■ Exercise details:
The records below must be transcribed exactly. Do not include the pictures.

■ Dataset records:
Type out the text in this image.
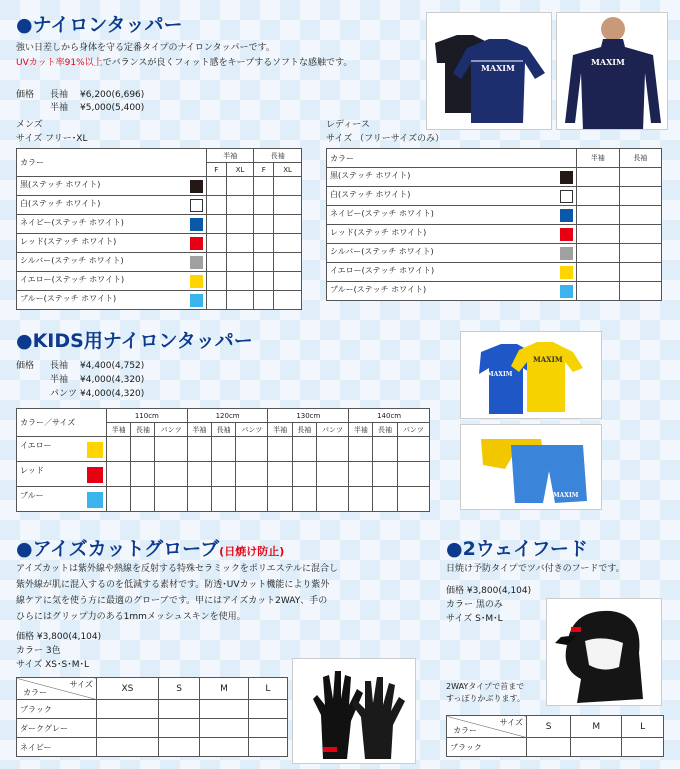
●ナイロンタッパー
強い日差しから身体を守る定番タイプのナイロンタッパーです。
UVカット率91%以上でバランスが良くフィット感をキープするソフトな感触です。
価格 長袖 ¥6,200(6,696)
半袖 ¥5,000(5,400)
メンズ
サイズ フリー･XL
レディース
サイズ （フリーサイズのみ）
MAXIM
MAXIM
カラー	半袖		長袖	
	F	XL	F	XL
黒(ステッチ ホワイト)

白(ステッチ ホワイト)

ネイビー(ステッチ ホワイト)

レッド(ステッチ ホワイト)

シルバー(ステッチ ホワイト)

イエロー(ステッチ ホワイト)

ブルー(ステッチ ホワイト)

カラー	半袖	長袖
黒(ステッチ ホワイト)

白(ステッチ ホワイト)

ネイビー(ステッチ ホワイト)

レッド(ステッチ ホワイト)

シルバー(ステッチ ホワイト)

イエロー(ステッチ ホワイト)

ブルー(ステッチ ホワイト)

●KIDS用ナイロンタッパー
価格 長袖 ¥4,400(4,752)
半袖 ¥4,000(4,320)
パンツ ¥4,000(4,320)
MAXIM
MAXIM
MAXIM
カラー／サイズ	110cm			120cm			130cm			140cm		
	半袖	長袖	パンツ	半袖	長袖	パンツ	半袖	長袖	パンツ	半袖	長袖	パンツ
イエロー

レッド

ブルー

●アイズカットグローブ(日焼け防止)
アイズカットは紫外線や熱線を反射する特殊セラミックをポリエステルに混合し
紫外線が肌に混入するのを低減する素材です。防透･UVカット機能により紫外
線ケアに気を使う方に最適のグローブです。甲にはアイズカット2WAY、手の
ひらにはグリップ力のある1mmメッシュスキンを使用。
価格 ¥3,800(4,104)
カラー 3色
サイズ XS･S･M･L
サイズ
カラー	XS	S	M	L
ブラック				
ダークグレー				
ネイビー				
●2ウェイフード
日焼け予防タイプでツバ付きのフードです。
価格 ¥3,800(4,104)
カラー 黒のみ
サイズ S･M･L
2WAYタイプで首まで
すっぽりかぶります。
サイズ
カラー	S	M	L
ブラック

■ Output for this task:
Type out the text in this image.
●ナイロンタッパー
強い日差しから身体を守る定番タイプのナイロンタッパーです。
UVカット率91%以上でバランスが良くフィット感をキープするソフトな感触です。
価格 長袖 ¥6,200(6,696)
半袖 ¥5,000(5,400)
メンズ
サイズ フリー･XL
レディース
サイズ （フリーサイズのみ）
MAXIM
MAXIM
カラー	半袖		長袖	
	F	XL	F	XL
黒(ステッチ ホワイト)

白(ステッチ ホワイト)

ネイビー(ステッチ ホワイト)

レッド(ステッチ ホワイト)

シルバー(ステッチ ホワイト)

イエロー(ステッチ ホワイト)

ブルー(ステッチ ホワイト)

カラー	半袖	長袖
黒(ステッチ ホワイト)

白(ステッチ ホワイト)

ネイビー(ステッチ ホワイト)

レッド(ステッチ ホワイト)

シルバー(ステッチ ホワイト)

イエロー(ステッチ ホワイト)

ブルー(ステッチ ホワイト)

●KIDS用ナイロンタッパー
価格 長袖 ¥4,400(4,752)
半袖 ¥4,000(4,320)
パンツ ¥4,000(4,320)
MAXIM
MAXIM
MAXIM
カラー／サイズ	110cm			120cm			130cm			140cm		
	半袖	長袖	パンツ	半袖	長袖	パンツ	半袖	長袖	パンツ	半袖	長袖	パンツ
イエロー

レッド

ブルー

●アイズカットグローブ(日焼け防止)
アイズカットは紫外線や熱線を反射する特殊セラミックをポリエステルに混合し
紫外線が肌に混入するのを低減する素材です。防透･UVカット機能により紫外
線ケアに気を使う方に最適のグローブです。甲にはアイズカット2WAY、手の
ひらにはグリップ力のある1mmメッシュスキンを使用。
価格 ¥3,800(4,104)
カラー 3色
サイズ XS･S･M･L
サイズ
カラー	XS	S	M	L
ブラック				
ダークグレー				
ネイビー				
●2ウェイフード
日焼け予防タイプでツバ付きのフードです。
価格 ¥3,800(4,104)
カラー 黒のみ
サイズ S･M･L
2WAYタイプで首まで
すっぽりかぶります。
サイズ
カラー	S	M	L
ブラック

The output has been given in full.